### Short task:
Go over the listing below line by line and tally those containing "this". Give only the tally.

= = = = =

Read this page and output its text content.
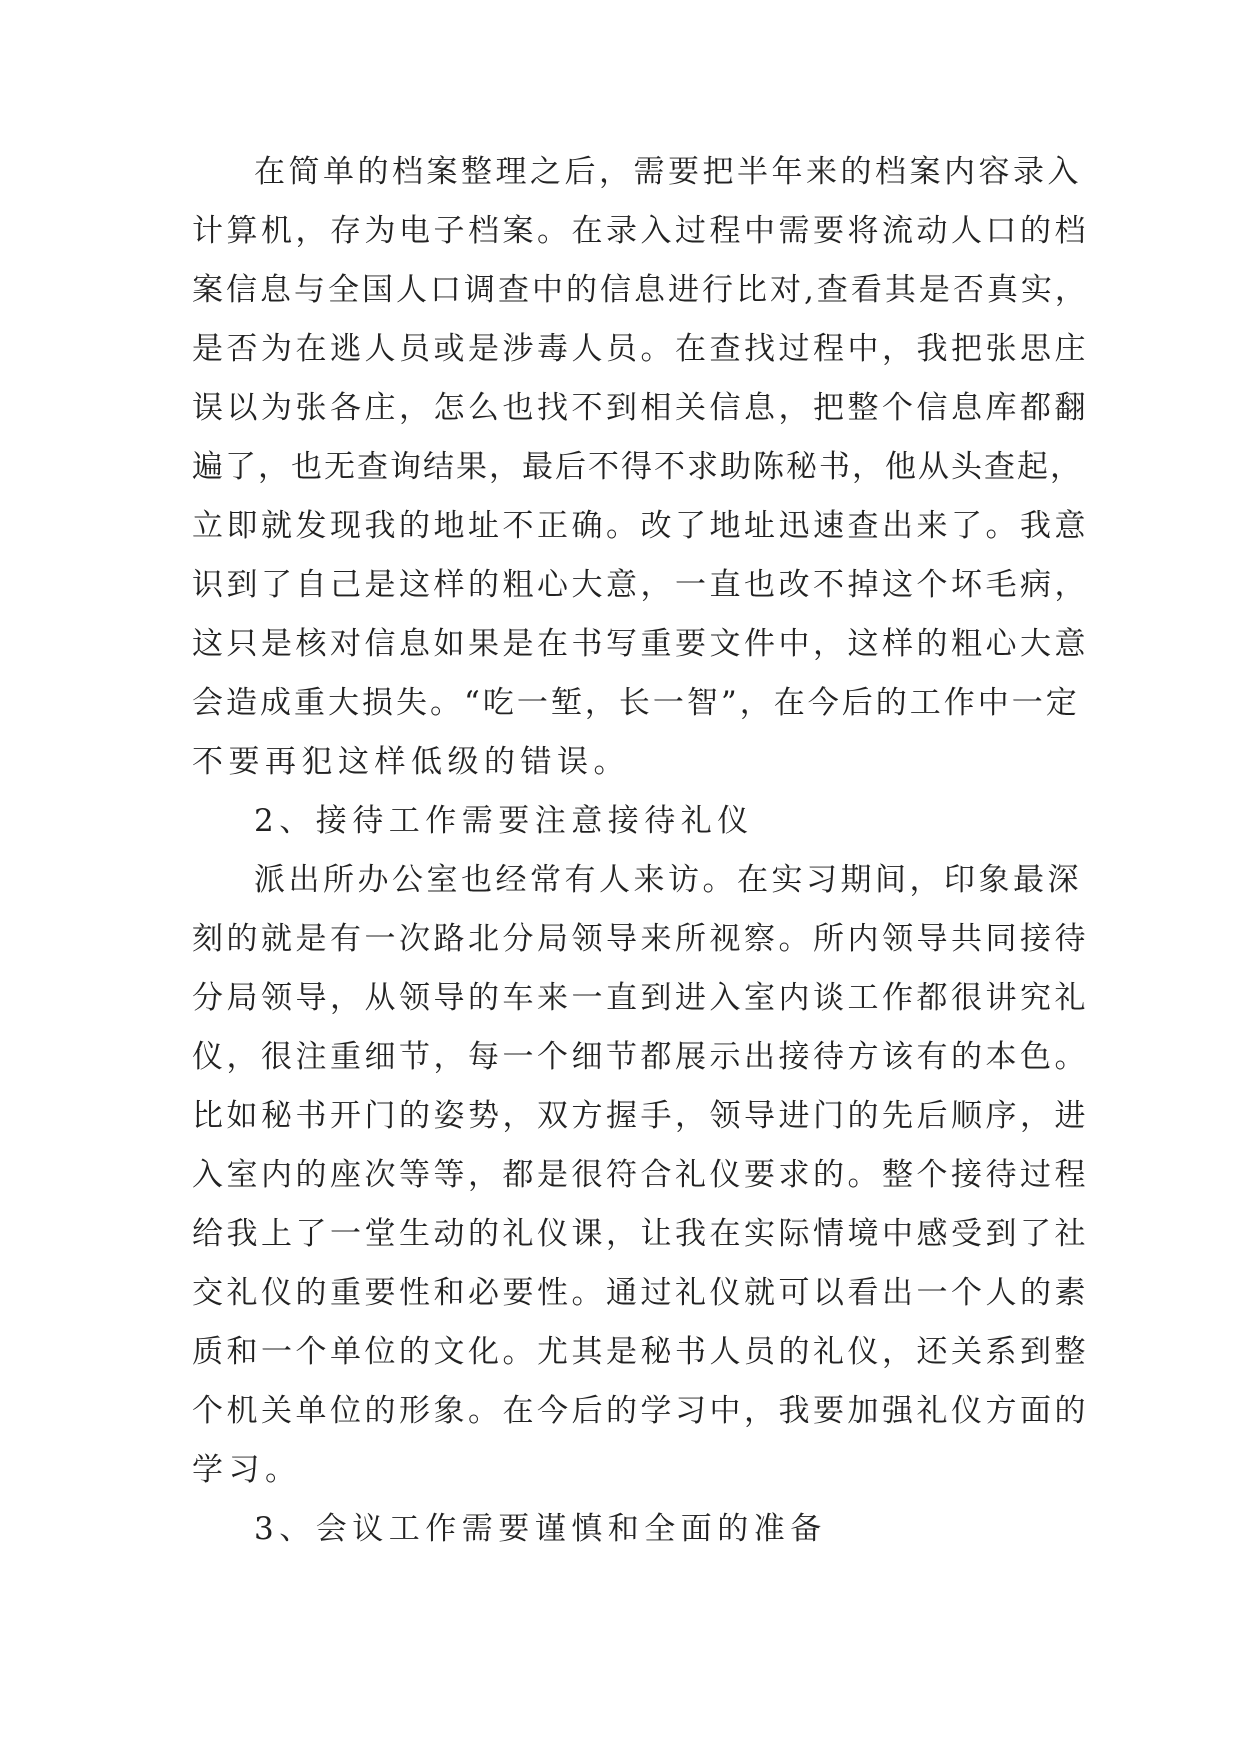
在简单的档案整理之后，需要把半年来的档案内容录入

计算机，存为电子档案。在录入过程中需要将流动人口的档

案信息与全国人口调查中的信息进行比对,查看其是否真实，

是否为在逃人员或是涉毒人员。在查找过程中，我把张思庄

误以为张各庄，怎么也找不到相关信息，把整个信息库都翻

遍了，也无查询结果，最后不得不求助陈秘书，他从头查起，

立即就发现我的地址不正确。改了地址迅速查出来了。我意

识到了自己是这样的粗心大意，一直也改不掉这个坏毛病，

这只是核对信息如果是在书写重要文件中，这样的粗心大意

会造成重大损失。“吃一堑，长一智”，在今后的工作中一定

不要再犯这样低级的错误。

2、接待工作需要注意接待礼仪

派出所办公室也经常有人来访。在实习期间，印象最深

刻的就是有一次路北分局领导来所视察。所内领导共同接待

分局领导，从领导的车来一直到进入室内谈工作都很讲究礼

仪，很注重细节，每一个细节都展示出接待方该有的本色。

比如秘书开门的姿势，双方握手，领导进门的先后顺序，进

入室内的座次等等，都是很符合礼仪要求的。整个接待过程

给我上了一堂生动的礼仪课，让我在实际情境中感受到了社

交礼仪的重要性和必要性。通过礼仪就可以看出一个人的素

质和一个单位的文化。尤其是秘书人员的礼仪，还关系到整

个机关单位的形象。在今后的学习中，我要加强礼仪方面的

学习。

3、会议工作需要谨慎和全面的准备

= = = = =

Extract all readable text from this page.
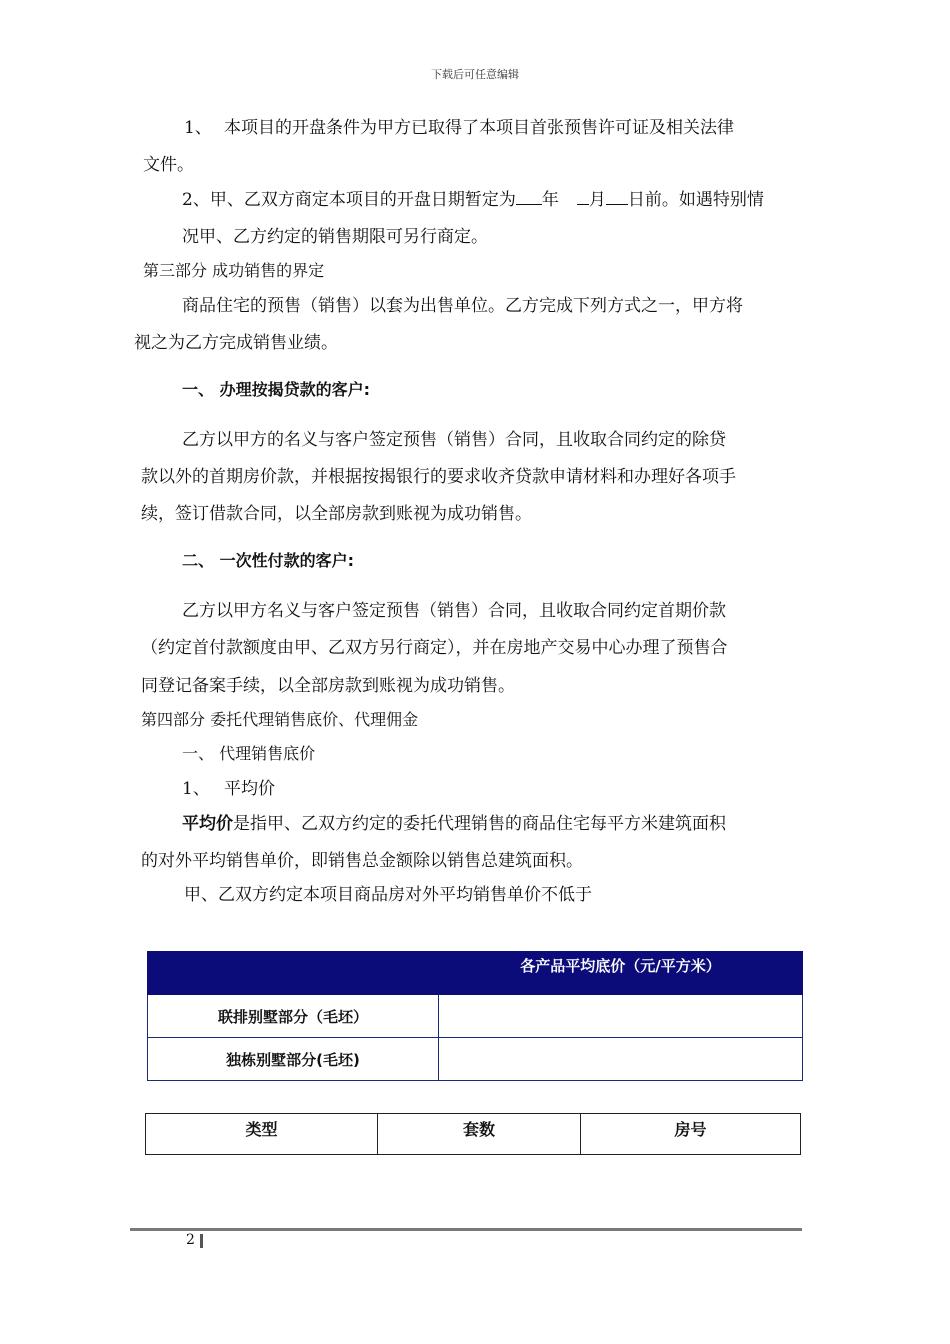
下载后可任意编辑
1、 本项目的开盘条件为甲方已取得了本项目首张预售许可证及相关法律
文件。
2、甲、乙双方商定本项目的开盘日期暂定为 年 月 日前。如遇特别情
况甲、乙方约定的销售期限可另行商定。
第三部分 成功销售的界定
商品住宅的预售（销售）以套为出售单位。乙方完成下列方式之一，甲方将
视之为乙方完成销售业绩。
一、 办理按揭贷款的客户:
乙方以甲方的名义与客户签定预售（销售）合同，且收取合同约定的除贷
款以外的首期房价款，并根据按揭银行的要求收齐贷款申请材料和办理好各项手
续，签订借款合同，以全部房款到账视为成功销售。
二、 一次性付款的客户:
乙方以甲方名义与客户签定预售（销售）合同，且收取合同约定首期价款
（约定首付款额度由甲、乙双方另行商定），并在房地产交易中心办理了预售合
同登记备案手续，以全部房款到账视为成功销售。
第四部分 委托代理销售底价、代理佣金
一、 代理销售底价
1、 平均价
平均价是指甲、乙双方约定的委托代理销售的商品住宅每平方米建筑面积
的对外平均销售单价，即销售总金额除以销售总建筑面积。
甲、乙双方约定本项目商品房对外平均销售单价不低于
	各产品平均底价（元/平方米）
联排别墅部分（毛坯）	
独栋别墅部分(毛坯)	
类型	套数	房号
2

= = = = =

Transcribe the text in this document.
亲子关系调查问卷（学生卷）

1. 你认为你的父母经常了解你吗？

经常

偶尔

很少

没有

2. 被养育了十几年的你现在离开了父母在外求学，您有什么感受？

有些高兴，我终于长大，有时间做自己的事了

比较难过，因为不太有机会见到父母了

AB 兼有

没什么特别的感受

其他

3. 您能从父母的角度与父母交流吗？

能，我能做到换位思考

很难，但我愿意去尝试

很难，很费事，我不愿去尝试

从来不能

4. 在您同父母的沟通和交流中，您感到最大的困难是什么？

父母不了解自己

= = = = =

### Answer for the task:
3